(Dataset items)
** start **
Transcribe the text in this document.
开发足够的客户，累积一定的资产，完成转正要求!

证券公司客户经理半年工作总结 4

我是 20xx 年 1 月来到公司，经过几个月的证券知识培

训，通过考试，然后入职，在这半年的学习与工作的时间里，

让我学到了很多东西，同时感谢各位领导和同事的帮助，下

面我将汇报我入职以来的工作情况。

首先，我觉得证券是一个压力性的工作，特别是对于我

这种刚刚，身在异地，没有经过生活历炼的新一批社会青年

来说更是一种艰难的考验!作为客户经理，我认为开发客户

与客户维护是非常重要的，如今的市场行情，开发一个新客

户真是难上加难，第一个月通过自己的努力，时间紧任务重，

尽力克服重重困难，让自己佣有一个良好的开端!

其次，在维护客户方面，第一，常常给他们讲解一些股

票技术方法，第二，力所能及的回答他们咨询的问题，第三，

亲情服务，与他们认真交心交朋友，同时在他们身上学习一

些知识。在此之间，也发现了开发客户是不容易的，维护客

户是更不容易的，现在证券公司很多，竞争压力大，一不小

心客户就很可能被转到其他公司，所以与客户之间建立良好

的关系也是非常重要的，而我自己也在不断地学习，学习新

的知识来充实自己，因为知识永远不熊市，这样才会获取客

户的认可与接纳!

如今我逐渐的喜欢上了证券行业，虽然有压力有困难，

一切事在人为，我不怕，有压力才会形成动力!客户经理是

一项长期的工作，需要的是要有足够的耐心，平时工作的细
** end **
(WORK REQUIRED)
Reproduce the material precisely, including every line.

(TASK SOLUTION)
Transcribe the text in this document.
开发足够的客户，累积一定的资产，完成转正要求!

证券公司客户经理半年工作总结 4

我是 20xx 年 1 月来到公司，经过几个月的证券知识培

训，通过考试，然后入职，在这半年的学习与工作的时间里，

让我学到了很多东西，同时感谢各位领导和同事的帮助，下

面我将汇报我入职以来的工作情况。

首先，我觉得证券是一个压力性的工作，特别是对于我

这种刚刚，身在异地，没有经过生活历炼的新一批社会青年

来说更是一种艰难的考验!作为客户经理，我认为开发客户

与客户维护是非常重要的，如今的市场行情，开发一个新客

户真是难上加难，第一个月通过自己的努力，时间紧任务重，

尽力克服重重困难，让自己佣有一个良好的开端!

其次，在维护客户方面，第一，常常给他们讲解一些股

票技术方法，第二，力所能及的回答他们咨询的问题，第三，

亲情服务，与他们认真交心交朋友，同时在他们身上学习一

些知识。在此之间，也发现了开发客户是不容易的，维护客

户是更不容易的，现在证券公司很多，竞争压力大，一不小

心客户就很可能被转到其他公司，所以与客户之间建立良好

的关系也是非常重要的，而我自己也在不断地学习，学习新

的知识来充实自己，因为知识永远不熊市，这样才会获取客

户的认可与接纳!

如今我逐渐的喜欢上了证券行业，虽然有压力有困难，

一切事在人为，我不怕，有压力才会形成动力!客户经理是

一项长期的工作，需要的是要有足够的耐心，平时工作的细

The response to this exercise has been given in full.